**WHAT IS ASKED**
Reproduce every line of the material below, but drop the pictures.

* begin RAW DATA *

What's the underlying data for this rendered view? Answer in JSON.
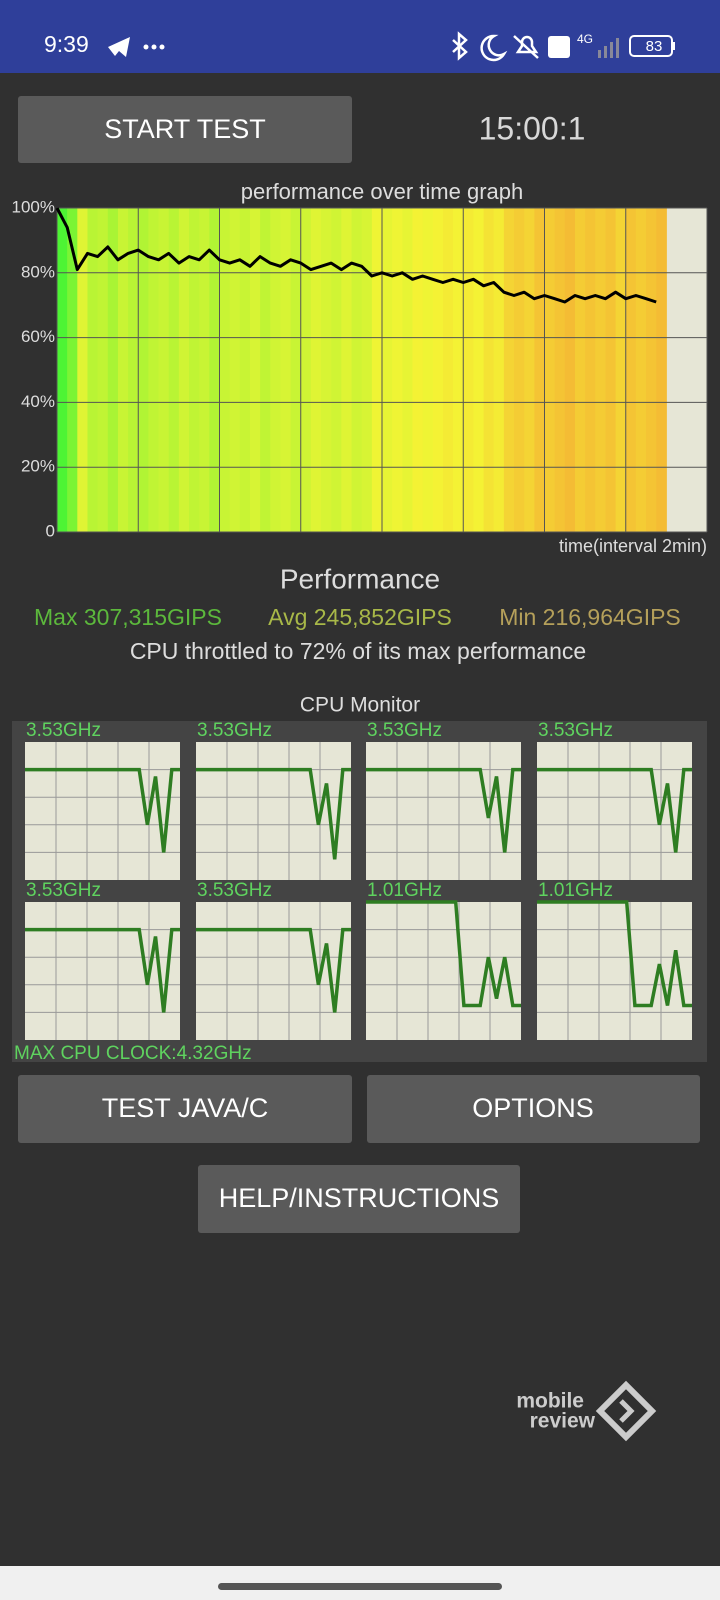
{
  "status_bar": {
    "time": "9:39",
    "battery": "83"
  },
  "buttons": {
    "start": "START TEST",
    "test": "TEST JAVA/C",
    "options": "OPTIONS",
    "help": "HELP/INSTRUCTIONS"
  },
  "timer": "15:00:1",
  "chart_data": {
    "type": "line",
    "title": "performance over time graph",
    "x_label": "time(interval 2min)",
    "x": [
      0,
      0.25,
      0.5,
      0.75,
      1,
      1.25,
      1.5,
      1.75,
      2,
      2.25,
      2.5,
      2.75,
      3,
      3.25,
      3.5,
      3.75,
      4,
      4.25,
      4.5,
      4.75,
      5,
      5.25,
      5.5,
      5.75,
      6,
      6.25,
      6.5,
      6.75,
      7,
      7.25,
      7.5,
      7.75,
      8,
      8.25,
      8.5,
      8.75,
      9,
      9.25,
      9.5,
      9.75,
      10,
      10.25,
      10.5,
      10.75,
      11,
      11.25,
      11.5,
      11.75,
      12,
      12.25,
      12.5,
      12.75,
      13,
      13.25,
      13.5,
      13.75,
      14,
      14.25,
      14.5,
      14.75
    ],
    "values": [
      100,
      94,
      81,
      86,
      85,
      88,
      84,
      86,
      87,
      85,
      84,
      86,
      83,
      85,
      84,
      87,
      84,
      83,
      84,
      82,
      85,
      83,
      82,
      84,
      83,
      81,
      82,
      83,
      81,
      83,
      82,
      79,
      80,
      79,
      80,
      78,
      79,
      78,
      77,
      78,
      77,
      78,
      76,
      77,
      74,
      73,
      74,
      72,
      73,
      72,
      71,
      73,
      72,
      73,
      72,
      74,
      72,
      73,
      72,
      71
    ],
    "color": "#000000",
    "xlim": [
      0,
      16
    ],
    "xticks": [
      0,
      2,
      4,
      6,
      8,
      10,
      12,
      14,
      16
    ],
    "ylim": [
      0,
      100
    ],
    "yticks": [
      0,
      {
        "value": 20,
        "label": "20%"
      },
      {
        "value": 40,
        "label": "40%"
      },
      {
        "value": 60,
        "label": "60%"
      },
      {
        "value": 80,
        "label": "80%"
      },
      {
        "value": 100,
        "label": "100%"
      }
    ],
    "grid": true
  },
  "performance": {
    "heading": "Performance",
    "max": "Max 307,315GIPS",
    "avg": "Avg 245,852GIPS",
    "min": "Min 216,964GIPS",
    "throttle": "CPU throttled to 72% of its max performance"
  },
  "cpu_monitor": {
    "title": "CPU Monitor",
    "ylim": [
      0,
      100
    ],
    "max_clock": "MAX CPU CLOCK:4.32GHz",
    "cores": [
      {
        "label": "3.53GHz",
        "values": [
          80,
          80,
          80,
          80,
          80,
          80,
          80,
          80,
          80,
          80,
          80,
          80,
          80,
          80,
          80,
          40,
          75,
          20,
          80,
          80
        ]
      },
      {
        "label": "3.53GHz",
        "values": [
          80,
          80,
          80,
          80,
          80,
          80,
          80,
          80,
          80,
          80,
          80,
          80,
          80,
          80,
          80,
          40,
          70,
          15,
          80,
          80
        ]
      },
      {
        "label": "3.53GHz",
        "values": [
          80,
          80,
          80,
          80,
          80,
          80,
          80,
          80,
          80,
          80,
          80,
          80,
          80,
          80,
          80,
          45,
          75,
          20,
          80,
          80
        ]
      },
      {
        "label": "3.53GHz",
        "values": [
          80,
          80,
          80,
          80,
          80,
          80,
          80,
          80,
          80,
          80,
          80,
          80,
          80,
          80,
          80,
          40,
          70,
          20,
          80,
          80
        ]
      },
      {
        "label": "3.53GHz",
        "values": [
          80,
          80,
          80,
          80,
          80,
          80,
          80,
          80,
          80,
          80,
          80,
          80,
          80,
          80,
          80,
          40,
          75,
          20,
          80,
          80
        ]
      },
      {
        "label": "3.53GHz",
        "values": [
          80,
          80,
          80,
          80,
          80,
          80,
          80,
          80,
          80,
          80,
          80,
          80,
          80,
          80,
          80,
          40,
          70,
          20,
          80,
          80
        ]
      },
      {
        "label": "1.01GHz",
        "values": [
          100,
          100,
          100,
          100,
          100,
          100,
          100,
          100,
          100,
          100,
          100,
          100,
          25,
          25,
          25,
          60,
          30,
          60,
          25,
          25
        ]
      },
      {
        "label": "1.01GHz",
        "values": [
          100,
          100,
          100,
          100,
          100,
          100,
          100,
          100,
          100,
          100,
          100,
          100,
          25,
          25,
          25,
          55,
          25,
          65,
          25,
          25
        ]
      }
    ]
  },
  "watermark": {
    "line1": "mobile",
    "line2": "review"
  }
}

* end RAW DATA *

**WORKED ANSWER**
What's the underlying data for this rendered view? Answer in JSON.
{
  "status_bar": {
    "time": "9:39",
    "battery": "83"
  },
  "buttons": {
    "start": "START TEST",
    "test": "TEST JAVA/C",
    "options": "OPTIONS",
    "help": "HELP/INSTRUCTIONS"
  },
  "timer": "15:00:1",
  "chart_data": {
    "type": "line",
    "title": "performance over time graph",
    "x_label": "time(interval 2min)",
    "x": [
      0,
      0.25,
      0.5,
      0.75,
      1,
      1.25,
      1.5,
      1.75,
      2,
      2.25,
      2.5,
      2.75,
      3,
      3.25,
      3.5,
      3.75,
      4,
      4.25,
      4.5,
      4.75,
      5,
      5.25,
      5.5,
      5.75,
      6,
      6.25,
      6.5,
      6.75,
      7,
      7.25,
      7.5,
      7.75,
      8,
      8.25,
      8.5,
      8.75,
      9,
      9.25,
      9.5,
      9.75,
      10,
      10.25,
      10.5,
      10.75,
      11,
      11.25,
      11.5,
      11.75,
      12,
      12.25,
      12.5,
      12.75,
      13,
      13.25,
      13.5,
      13.75,
      14,
      14.25,
      14.5,
      14.75
    ],
    "values": [
      100,
      94,
      81,
      86,
      85,
      88,
      84,
      86,
      87,
      85,
      84,
      86,
      83,
      85,
      84,
      87,
      84,
      83,
      84,
      82,
      85,
      83,
      82,
      84,
      83,
      81,
      82,
      83,
      81,
      83,
      82,
      79,
      80,
      79,
      80,
      78,
      79,
      78,
      77,
      78,
      77,
      78,
      76,
      77,
      74,
      73,
      74,
      72,
      73,
      72,
      71,
      73,
      72,
      73,
      72,
      74,
      72,
      73,
      72,
      71
    ],
    "color": "#000000",
    "xlim": [
      0,
      16
    ],
    "xticks": [
      0,
      2,
      4,
      6,
      8,
      10,
      12,
      14,
      16
    ],
    "ylim": [
      0,
      100
    ],
    "yticks": [
      0,
      {
        "value": 20,
        "label": "20%"
      },
      {
        "value": 40,
        "label": "40%"
      },
      {
        "value": 60,
        "label": "60%"
      },
      {
        "value": 80,
        "label": "80%"
      },
      {
        "value": 100,
        "label": "100%"
      }
    ],
    "grid": true
  },
  "performance": {
    "heading": "Performance",
    "max": "Max 307,315GIPS",
    "avg": "Avg 245,852GIPS",
    "min": "Min 216,964GIPS",
    "throttle": "CPU throttled to 72% of its max performance"
  },
  "cpu_monitor": {
    "title": "CPU Monitor",
    "ylim": [
      0,
      100
    ],
    "max_clock": "MAX CPU CLOCK:4.32GHz",
    "cores": [
      {
        "label": "3.53GHz",
        "values": [
          80,
          80,
          80,
          80,
          80,
          80,
          80,
          80,
          80,
          80,
          80,
          80,
          80,
          80,
          80,
          40,
          75,
          20,
          80,
          80
        ]
      },
      {
        "label": "3.53GHz",
        "values": [
          80,
          80,
          80,
          80,
          80,
          80,
          80,
          80,
          80,
          80,
          80,
          80,
          80,
          80,
          80,
          40,
          70,
          15,
          80,
          80
        ]
      },
      {
        "label": "3.53GHz",
        "values": [
          80,
          80,
          80,
          80,
          80,
          80,
          80,
          80,
          80,
          80,
          80,
          80,
          80,
          80,
          80,
          45,
          75,
          20,
          80,
          80
        ]
      },
      {
        "label": "3.53GHz",
        "values": [
          80,
          80,
          80,
          80,
          80,
          80,
          80,
          80,
          80,
          80,
          80,
          80,
          80,
          80,
          80,
          40,
          70,
          20,
          80,
          80
        ]
      },
      {
        "label": "3.53GHz",
        "values": [
          80,
          80,
          80,
          80,
          80,
          80,
          80,
          80,
          80,
          80,
          80,
          80,
          80,
          80,
          80,
          40,
          75,
          20,
          80,
          80
        ]
      },
      {
        "label": "3.53GHz",
        "values": [
          80,
          80,
          80,
          80,
          80,
          80,
          80,
          80,
          80,
          80,
          80,
          80,
          80,
          80,
          80,
          40,
          70,
          20,
          80,
          80
        ]
      },
      {
        "label": "1.01GHz",
        "values": [
          100,
          100,
          100,
          100,
          100,
          100,
          100,
          100,
          100,
          100,
          100,
          100,
          25,
          25,
          25,
          60,
          30,
          60,
          25,
          25
        ]
      },
      {
        "label": "1.01GHz",
        "values": [
          100,
          100,
          100,
          100,
          100,
          100,
          100,
          100,
          100,
          100,
          100,
          100,
          25,
          25,
          25,
          55,
          25,
          65,
          25,
          25
        ]
      }
    ]
  },
  "watermark": {
    "line1": "mobile",
    "line2": "review"
  }
}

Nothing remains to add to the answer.